(What you need to do) Within the material below, find each line bearing the word "АРХИВА" and present it.

- - - - - - -

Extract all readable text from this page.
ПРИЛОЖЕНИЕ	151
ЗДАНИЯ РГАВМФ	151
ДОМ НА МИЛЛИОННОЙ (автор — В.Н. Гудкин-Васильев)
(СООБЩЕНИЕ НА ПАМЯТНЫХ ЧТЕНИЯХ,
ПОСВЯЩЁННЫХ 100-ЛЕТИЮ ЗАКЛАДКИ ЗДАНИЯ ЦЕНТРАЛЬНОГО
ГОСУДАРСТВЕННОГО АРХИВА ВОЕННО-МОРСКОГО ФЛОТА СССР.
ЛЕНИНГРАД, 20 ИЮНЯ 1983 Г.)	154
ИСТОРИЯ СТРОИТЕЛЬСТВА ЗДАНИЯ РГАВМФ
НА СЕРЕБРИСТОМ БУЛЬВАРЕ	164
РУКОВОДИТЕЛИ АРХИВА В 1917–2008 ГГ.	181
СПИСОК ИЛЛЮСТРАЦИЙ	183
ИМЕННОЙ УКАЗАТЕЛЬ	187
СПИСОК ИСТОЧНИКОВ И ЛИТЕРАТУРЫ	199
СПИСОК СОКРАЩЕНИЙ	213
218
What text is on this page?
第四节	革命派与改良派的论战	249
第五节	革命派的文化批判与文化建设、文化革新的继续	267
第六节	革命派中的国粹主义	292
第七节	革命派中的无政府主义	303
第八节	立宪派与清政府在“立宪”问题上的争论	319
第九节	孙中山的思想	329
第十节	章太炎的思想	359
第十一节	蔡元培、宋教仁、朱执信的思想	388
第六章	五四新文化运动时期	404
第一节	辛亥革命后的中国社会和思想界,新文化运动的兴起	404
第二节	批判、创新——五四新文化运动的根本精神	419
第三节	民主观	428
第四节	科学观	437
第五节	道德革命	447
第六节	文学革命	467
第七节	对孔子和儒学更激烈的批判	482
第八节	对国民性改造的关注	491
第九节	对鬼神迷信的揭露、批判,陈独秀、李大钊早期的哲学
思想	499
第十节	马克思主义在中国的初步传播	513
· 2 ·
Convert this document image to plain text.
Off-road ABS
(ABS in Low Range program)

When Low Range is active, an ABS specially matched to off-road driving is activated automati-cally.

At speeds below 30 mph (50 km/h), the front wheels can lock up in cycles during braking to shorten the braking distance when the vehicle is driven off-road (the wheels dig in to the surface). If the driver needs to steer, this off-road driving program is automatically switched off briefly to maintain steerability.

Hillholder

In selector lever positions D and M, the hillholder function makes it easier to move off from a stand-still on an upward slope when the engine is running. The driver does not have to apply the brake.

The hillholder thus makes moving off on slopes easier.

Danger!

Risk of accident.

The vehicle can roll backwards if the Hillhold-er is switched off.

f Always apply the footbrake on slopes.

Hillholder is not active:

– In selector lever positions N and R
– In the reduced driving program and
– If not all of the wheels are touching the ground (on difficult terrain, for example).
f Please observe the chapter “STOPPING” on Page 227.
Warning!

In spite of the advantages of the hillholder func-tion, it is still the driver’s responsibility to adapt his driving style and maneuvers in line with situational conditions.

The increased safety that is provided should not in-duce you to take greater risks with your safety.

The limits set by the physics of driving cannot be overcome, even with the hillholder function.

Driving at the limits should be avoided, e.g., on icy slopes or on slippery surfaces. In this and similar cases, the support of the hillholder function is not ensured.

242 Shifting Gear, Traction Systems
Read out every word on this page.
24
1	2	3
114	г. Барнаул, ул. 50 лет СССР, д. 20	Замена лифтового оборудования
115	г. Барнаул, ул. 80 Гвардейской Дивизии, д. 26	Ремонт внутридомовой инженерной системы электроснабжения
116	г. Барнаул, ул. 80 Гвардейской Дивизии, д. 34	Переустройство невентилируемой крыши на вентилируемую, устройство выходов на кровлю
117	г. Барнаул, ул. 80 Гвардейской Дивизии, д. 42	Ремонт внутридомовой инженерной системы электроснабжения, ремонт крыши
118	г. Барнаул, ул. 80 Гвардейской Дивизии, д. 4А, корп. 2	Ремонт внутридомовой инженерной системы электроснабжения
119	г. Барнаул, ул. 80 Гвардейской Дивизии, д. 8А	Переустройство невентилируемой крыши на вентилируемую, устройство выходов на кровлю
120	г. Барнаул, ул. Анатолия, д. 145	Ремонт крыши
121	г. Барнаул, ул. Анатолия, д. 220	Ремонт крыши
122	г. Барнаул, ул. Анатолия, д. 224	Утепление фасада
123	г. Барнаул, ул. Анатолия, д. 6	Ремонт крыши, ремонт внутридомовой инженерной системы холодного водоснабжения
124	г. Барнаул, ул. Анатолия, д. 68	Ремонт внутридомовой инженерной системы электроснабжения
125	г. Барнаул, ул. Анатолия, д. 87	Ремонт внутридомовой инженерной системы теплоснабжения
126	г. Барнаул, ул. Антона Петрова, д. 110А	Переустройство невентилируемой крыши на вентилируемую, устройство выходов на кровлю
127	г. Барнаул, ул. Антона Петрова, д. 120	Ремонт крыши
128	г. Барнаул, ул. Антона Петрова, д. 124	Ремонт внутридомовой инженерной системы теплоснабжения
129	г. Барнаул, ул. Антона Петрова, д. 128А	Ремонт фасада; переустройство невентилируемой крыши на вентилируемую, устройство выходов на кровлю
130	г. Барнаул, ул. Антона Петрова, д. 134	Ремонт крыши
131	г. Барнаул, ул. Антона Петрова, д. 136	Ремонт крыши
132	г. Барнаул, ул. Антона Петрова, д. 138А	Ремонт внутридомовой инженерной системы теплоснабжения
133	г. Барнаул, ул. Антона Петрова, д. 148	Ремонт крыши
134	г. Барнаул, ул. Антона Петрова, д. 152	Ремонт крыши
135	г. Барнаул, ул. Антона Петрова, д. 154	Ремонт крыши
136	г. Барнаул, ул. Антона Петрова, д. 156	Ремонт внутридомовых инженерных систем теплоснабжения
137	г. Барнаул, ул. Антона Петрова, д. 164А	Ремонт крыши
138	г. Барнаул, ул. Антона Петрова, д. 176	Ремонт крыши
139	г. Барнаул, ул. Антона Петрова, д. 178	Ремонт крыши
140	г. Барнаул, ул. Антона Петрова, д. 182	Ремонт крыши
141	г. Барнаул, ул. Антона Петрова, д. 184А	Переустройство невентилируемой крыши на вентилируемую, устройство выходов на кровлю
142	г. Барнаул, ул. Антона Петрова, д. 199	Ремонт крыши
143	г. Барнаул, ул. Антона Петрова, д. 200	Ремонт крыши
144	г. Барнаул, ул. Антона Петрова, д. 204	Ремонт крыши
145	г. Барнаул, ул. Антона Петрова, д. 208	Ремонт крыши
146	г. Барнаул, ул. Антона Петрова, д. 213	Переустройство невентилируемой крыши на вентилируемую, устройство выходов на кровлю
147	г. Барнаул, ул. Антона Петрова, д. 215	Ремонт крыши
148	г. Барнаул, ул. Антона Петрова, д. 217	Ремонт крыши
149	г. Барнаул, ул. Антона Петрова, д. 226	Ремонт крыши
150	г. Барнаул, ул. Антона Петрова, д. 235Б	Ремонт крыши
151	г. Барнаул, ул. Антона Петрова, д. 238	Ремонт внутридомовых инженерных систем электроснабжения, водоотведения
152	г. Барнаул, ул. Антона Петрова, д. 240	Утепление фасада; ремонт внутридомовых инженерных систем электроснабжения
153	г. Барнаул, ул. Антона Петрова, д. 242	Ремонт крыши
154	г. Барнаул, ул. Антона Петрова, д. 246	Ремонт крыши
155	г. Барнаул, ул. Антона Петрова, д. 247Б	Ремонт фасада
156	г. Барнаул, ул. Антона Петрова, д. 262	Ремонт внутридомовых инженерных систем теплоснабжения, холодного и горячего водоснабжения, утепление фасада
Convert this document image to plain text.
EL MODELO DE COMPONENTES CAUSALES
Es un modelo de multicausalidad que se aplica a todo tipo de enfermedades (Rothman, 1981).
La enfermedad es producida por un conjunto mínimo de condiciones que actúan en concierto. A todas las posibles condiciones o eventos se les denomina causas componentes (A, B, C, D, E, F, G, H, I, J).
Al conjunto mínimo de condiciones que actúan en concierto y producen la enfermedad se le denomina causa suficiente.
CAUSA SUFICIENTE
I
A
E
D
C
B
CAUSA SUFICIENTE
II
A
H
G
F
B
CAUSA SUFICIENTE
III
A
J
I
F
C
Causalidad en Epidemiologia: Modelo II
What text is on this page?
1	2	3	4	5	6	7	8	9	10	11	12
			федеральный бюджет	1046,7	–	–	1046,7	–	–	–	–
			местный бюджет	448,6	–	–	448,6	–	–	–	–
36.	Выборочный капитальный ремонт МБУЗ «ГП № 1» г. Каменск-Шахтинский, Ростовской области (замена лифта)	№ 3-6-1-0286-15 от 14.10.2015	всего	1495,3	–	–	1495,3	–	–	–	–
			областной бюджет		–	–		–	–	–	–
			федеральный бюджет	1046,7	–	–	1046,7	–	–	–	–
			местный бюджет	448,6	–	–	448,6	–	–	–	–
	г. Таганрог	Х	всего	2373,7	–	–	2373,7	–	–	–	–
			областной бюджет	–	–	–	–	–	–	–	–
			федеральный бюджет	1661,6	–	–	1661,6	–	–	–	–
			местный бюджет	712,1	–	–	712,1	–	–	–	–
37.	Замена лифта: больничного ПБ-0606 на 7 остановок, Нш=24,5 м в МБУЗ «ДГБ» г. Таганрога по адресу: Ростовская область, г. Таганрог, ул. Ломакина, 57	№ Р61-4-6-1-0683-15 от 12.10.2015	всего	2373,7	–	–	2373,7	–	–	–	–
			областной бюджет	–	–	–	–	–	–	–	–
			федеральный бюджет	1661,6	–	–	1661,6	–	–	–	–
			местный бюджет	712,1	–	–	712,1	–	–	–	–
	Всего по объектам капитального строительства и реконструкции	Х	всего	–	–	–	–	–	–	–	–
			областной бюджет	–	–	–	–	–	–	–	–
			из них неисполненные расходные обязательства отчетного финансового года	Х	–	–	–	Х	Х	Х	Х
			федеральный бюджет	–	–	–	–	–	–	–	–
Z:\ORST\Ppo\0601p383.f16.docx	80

- - - - - - -

(Result below)
ГОСУДАРСТВЕННОГО АРХИВА ВОЕННО-МОРСКОГО ФЛОТА СССР.
РУКОВОДИТЕЛИ АРХИВА В 1917–2008 ГГ.	181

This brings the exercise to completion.